Stored records
** BEGIN **
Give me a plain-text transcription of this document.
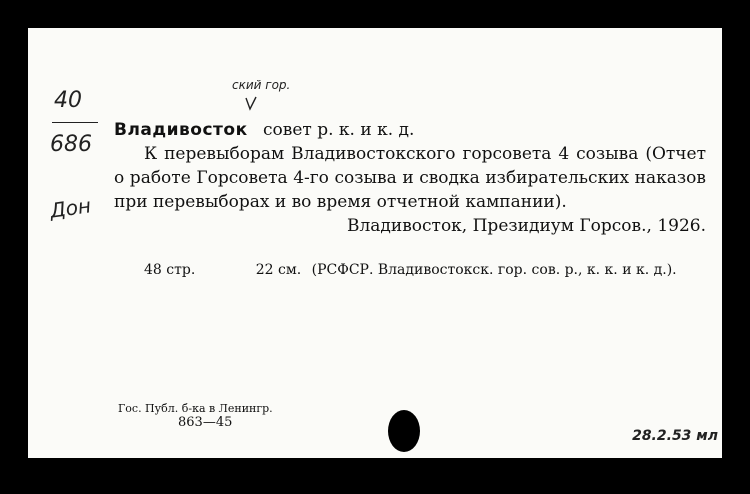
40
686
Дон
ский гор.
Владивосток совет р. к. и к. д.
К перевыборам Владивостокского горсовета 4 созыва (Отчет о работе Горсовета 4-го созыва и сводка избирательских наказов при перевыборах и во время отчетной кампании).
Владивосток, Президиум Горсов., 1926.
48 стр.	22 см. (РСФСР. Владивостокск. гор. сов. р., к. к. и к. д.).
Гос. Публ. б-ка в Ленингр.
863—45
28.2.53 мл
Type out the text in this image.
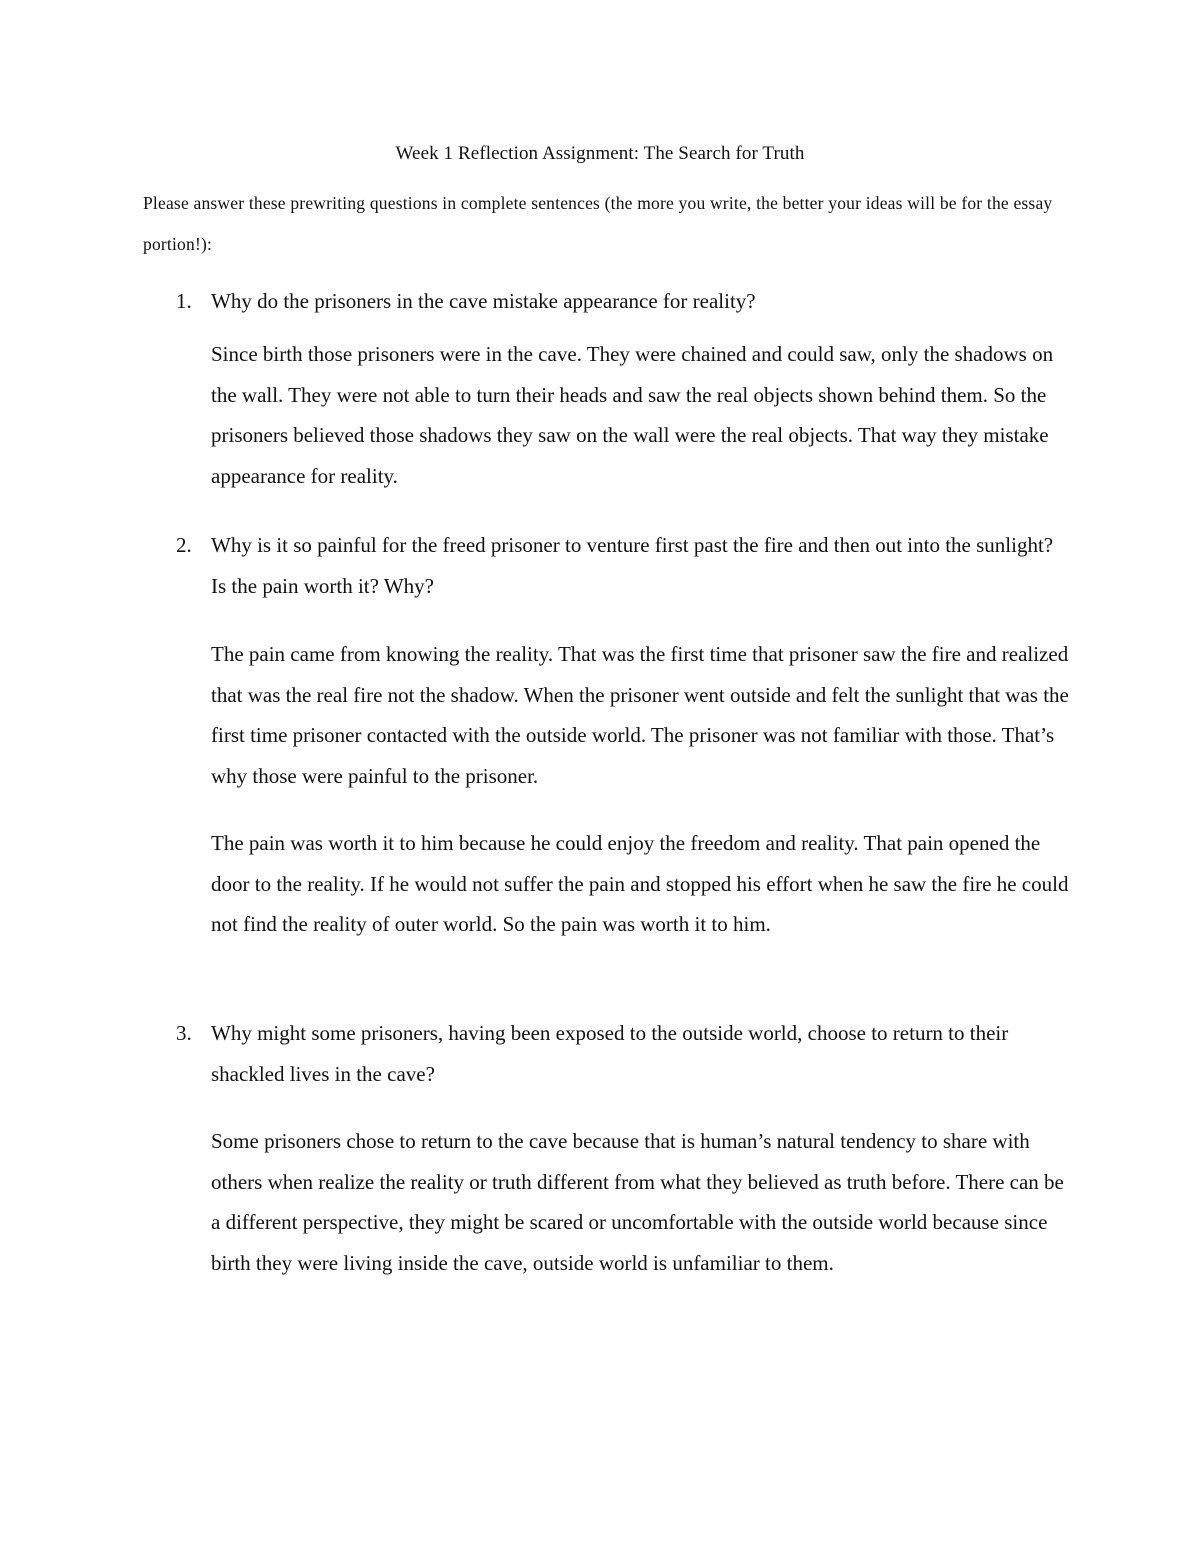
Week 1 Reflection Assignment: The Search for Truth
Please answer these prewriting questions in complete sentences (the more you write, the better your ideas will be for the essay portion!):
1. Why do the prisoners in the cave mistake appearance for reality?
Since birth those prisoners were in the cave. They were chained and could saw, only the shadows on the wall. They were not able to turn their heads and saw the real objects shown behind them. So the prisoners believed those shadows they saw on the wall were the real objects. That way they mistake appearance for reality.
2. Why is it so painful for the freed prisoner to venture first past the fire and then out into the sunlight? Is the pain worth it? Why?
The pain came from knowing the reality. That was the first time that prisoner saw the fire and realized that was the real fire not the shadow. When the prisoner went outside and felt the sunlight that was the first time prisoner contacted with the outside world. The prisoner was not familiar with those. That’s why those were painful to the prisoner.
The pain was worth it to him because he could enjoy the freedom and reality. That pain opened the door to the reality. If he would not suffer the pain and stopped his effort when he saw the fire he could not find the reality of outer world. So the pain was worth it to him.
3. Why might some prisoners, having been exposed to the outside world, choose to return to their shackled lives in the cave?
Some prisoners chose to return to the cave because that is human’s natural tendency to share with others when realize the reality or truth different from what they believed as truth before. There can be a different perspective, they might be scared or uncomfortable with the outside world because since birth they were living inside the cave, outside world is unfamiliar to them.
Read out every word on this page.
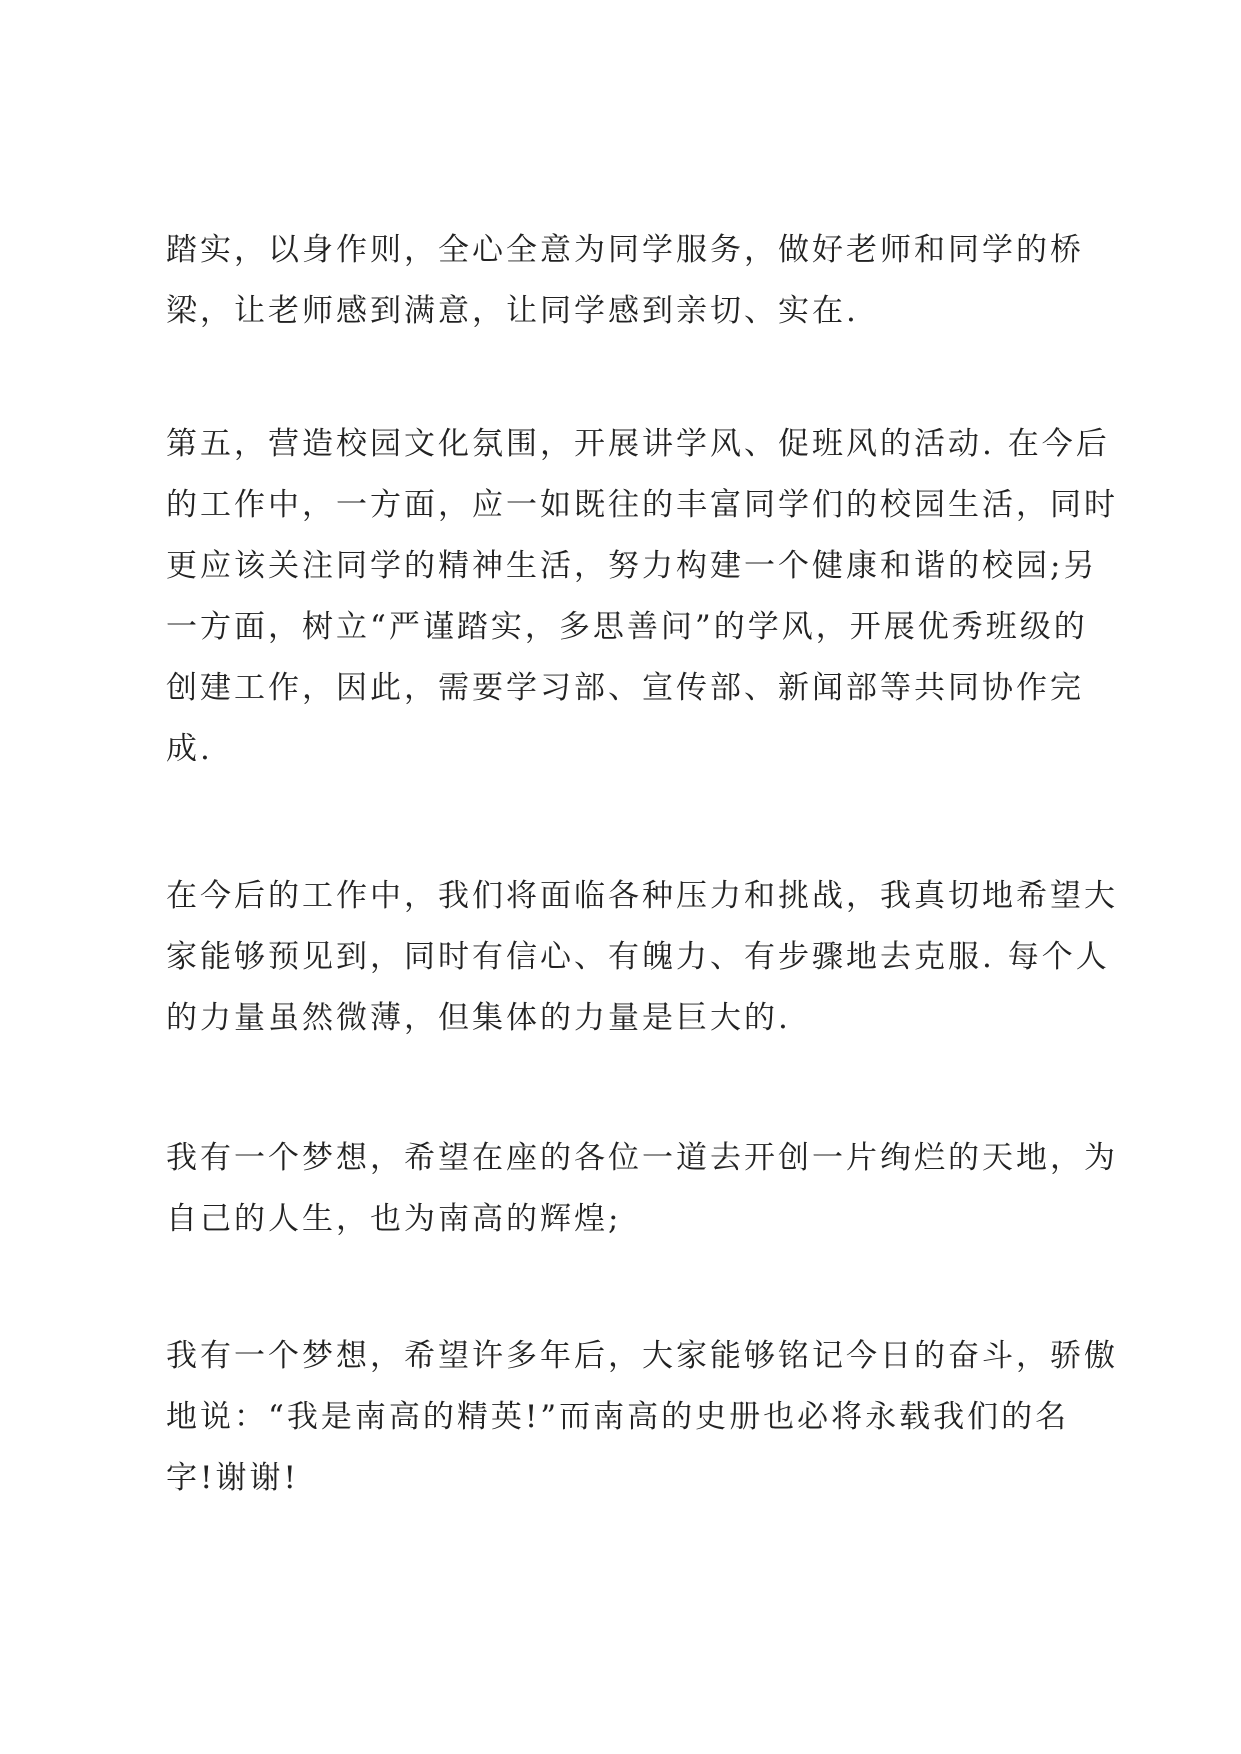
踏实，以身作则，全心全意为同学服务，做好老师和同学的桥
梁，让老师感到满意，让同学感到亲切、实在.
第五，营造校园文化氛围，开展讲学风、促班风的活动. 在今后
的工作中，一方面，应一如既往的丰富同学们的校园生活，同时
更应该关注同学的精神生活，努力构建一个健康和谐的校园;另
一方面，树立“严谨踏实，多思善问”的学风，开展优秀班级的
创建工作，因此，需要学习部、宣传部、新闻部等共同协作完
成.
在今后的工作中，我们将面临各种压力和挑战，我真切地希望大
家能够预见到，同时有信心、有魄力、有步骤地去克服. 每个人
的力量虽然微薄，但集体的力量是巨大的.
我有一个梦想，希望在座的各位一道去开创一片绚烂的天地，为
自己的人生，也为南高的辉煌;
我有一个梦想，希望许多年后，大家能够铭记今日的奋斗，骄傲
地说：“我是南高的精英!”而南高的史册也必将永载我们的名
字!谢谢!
** END **
Task details
The entries above are to be returned exactly, without their pictures.

Solution
Give me a plain-text transcription of this document.
40
686
Дон
ский гор.
Владивосток совет р. к. и к. д.
К перевыборам Владивостокского горсовета 4 созыва (Отчет о работе Горсовета 4-го созыва и сводка избирательских наказов при перевыборах и во время отчетной кампании).
Владивосток, Президиум Горсов., 1926.
48 стр.	22 см. (РСФСР. Владивостокск. гор. сов. р., к. к. и к. д.).
Гос. Публ. б-ка в Ленингр.
863—45
28.2.53 мл
Type out the text in this image.
Week 1 Reflection Assignment: The Search for Truth
Please answer these prewriting questions in complete sentences (the more you write, the better your ideas will be for the essay portion!):
1. Why do the prisoners in the cave mistake appearance for reality?
Since birth those prisoners were in the cave. They were chained and could saw, only the shadows on the wall. They were not able to turn their heads and saw the real objects shown behind them. So the prisoners believed those shadows they saw on the wall were the real objects. That way they mistake appearance for reality.
2. Why is it so painful for the freed prisoner to venture first past the fire and then out into the sunlight? Is the pain worth it? Why?
The pain came from knowing the reality. That was the first time that prisoner saw the fire and realized that was the real fire not the shadow. When the prisoner went outside and felt the sunlight that was the first time prisoner contacted with the outside world. The prisoner was not familiar with those. That’s why those were painful to the prisoner.
The pain was worth it to him because he could enjoy the freedom and reality. That pain opened the door to the reality. If he would not suffer the pain and stopped his effort when he saw the fire he could not find the reality of outer world. So the pain was worth it to him.
3. Why might some prisoners, having been exposed to the outside world, choose to return to their shackled lives in the cave?
Some prisoners chose to return to the cave because that is human’s natural tendency to share with others when realize the reality or truth different from what they believed as truth before. There can be a different perspective, they might be scared or uncomfortable with the outside world because since birth they were living inside the cave, outside world is unfamiliar to them.
Read out every word on this page.
踏实，以身作则，全心全意为同学服务，做好老师和同学的桥
梁，让老师感到满意，让同学感到亲切、实在.
第五，营造校园文化氛围，开展讲学风、促班风的活动. 在今后
的工作中，一方面，应一如既往的丰富同学们的校园生活，同时
更应该关注同学的精神生活，努力构建一个健康和谐的校园;另
一方面，树立“严谨踏实，多思善问”的学风，开展优秀班级的
创建工作，因此，需要学习部、宣传部、新闻部等共同协作完
成.
在今后的工作中，我们将面临各种压力和挑战，我真切地希望大
家能够预见到，同时有信心、有魄力、有步骤地去克服. 每个人
的力量虽然微薄，但集体的力量是巨大的.
我有一个梦想，希望在座的各位一道去开创一片绚烂的天地，为
自己的人生，也为南高的辉煌;
我有一个梦想，希望许多年后，大家能够铭记今日的奋斗，骄傲
地说：“我是南高的精英!”而南高的史册也必将永载我们的名
字!谢谢!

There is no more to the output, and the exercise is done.